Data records
--- START ---
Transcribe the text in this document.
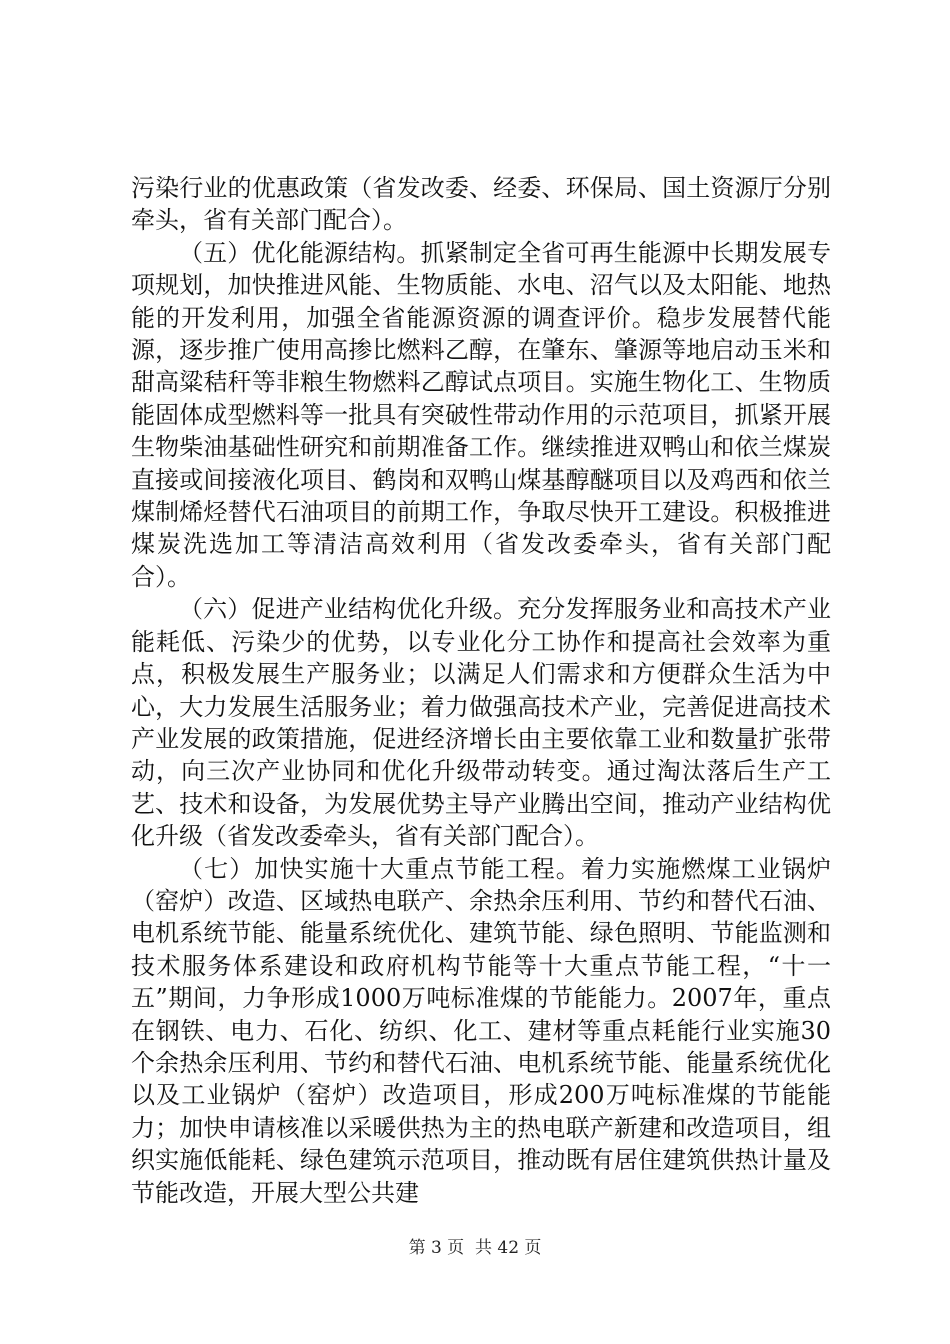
污染行业的优惠政策（省发改委、经委、环保局、国土资源厅分别牵头，省有关部门配合）。

（五）优化能源结构。抓紧制定全省可再生能源中长期发展专项规划，加快推进风能、生物质能、水电、沼气以及太阳能、地热能的开发利用，加强全省能源资源的调查评价。稳步发展替代能源，逐步推广使用高掺比燃料乙醇，在肇东、肇源等地启动玉米和甜高粱秸秆等非粮生物燃料乙醇试点项目。实施生物化工、生物质能固体成型燃料等一批具有突破性带动作用的示范项目，抓紧开展生物柴油基础性研究和前期准备工作。继续推进双鸭山和依兰煤炭直接或间接液化项目、鹤岗和双鸭山煤基醇醚项目以及鸡西和依兰煤制烯烃替代石油项目的前期工作，争取尽快开工建设。积极推进煤炭洗选加工等清洁高效利用（省发改委牵头，省有关部门配合）。

（六）促进产业结构优化升级。充分发挥服务业和高技术产业能耗低、污染少的优势，以专业化分工协作和提高社会效率为重点，积极发展生产服务业；以满足人们需求和方便群众生活为中心，大力发展生活服务业；着力做强高技术产业，完善促进高技术产业发展的政策措施，促进经济增长由主要依靠工业和数量扩张带动，向三次产业协同和优化升级带动转变。通过淘汰落后生产工艺、技术和设备，为发展优势主导产业腾出空间，推动产业结构优化升级（省发改委牵头，省有关部门配合）。

（七）加快实施十大重点节能工程。着力实施燃煤工业锅炉（窑炉）改造、区域热电联产、余热余压利用、节约和替代石油、电机系统节能、能量系统优化、建筑节能、绿色照明、节能监测和技术服务体系建设和政府机构节能等十大重点节能工程，“十一五”期间，力争形成1000万吨标准煤的节能能力。2007年，重点在钢铁、电力、石化、纺织、化工、建材等重点耗能行业实施30个余热余压利用、节约和替代石油、电机系统节能、能量系统优化以及工业锅炉（窑炉）改造项目，形成200万吨标准煤的节能能力；加快申请核准以采暖供热为主的热电联产新建和改造项目，组织实施低能耗、绿色建筑示范项目，推动既有居住建筑供热计量及节能改造，开展大型公共建

第 3 页  共 42 页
--- END ---
» Task:
Pull out every line in the data above that has the word "省发改委牵头".

» Answer to this problem:
（五）优化能源结构。抓紧制定全省可再生能源中长期发展专项规划，加快推进风能、生物质能、水电、沼气以及太阳能、地热能的开发利用，加强全省能源资源的调查评价。稳步发展替代能源，逐步推广使用高掺比燃料乙醇，在肇东、肇源等地启动玉米和甜高粱秸秆等非粮生物燃料乙醇试点项目。实施生物化工、生物质能固体成型燃料等一批具有突破性带动作用的示范项目，抓紧开展生物柴油基础性研究和前期准备工作。继续推进双鸭山和依兰煤炭直接或间接液化项目、鹤岗和双鸭山煤基醇醚项目以及鸡西和依兰煤制烯烃替代石油项目的前期工作，争取尽快开工建设。积极推进煤炭洗选加工等清洁高效利用（省发改委牵头，省有关部门配合）。
（六）促进产业结构优化升级。充分发挥服务业和高技术产业能耗低、污染少的优势，以专业化分工协作和提高社会效率为重点，积极发展生产服务业；以满足人们需求和方便群众生活为中心，大力发展生活服务业；着力做强高技术产业，完善促进高技术产业发展的政策措施，促进经济增长由主要依靠工业和数量扩张带动，向三次产业协同和优化升级带动转变。通过淘汰落后生产工艺、技术和设备，为发展优势主导产业腾出空间，推动产业结构优化升级（省发改委牵头，省有关部门配合）。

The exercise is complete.